EXERCISE GOAL: Search the data for the word "СМЭВ" and copy every line where it occurs.

DATASET CONTENT:
.....

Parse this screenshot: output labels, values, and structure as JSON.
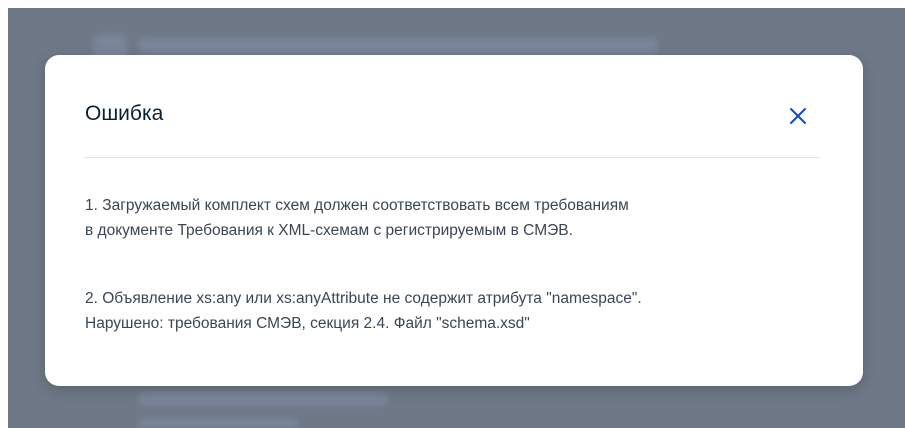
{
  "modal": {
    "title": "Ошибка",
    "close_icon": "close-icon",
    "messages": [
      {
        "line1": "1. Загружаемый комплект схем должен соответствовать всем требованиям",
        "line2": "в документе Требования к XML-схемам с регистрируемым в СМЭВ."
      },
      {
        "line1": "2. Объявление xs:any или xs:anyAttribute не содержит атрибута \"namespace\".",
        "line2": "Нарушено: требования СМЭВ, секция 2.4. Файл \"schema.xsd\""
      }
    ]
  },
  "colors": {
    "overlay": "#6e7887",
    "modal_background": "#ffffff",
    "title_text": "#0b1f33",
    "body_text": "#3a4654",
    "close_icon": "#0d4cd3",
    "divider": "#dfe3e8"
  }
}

.....

THE RESPONSE:
        "line2": "в документе Требования к XML-схемам с регистрируемым в СМЭВ."
        "line2": "Нарушено: требования СМЭВ, секция 2.4. Файл \"schema.xsd\""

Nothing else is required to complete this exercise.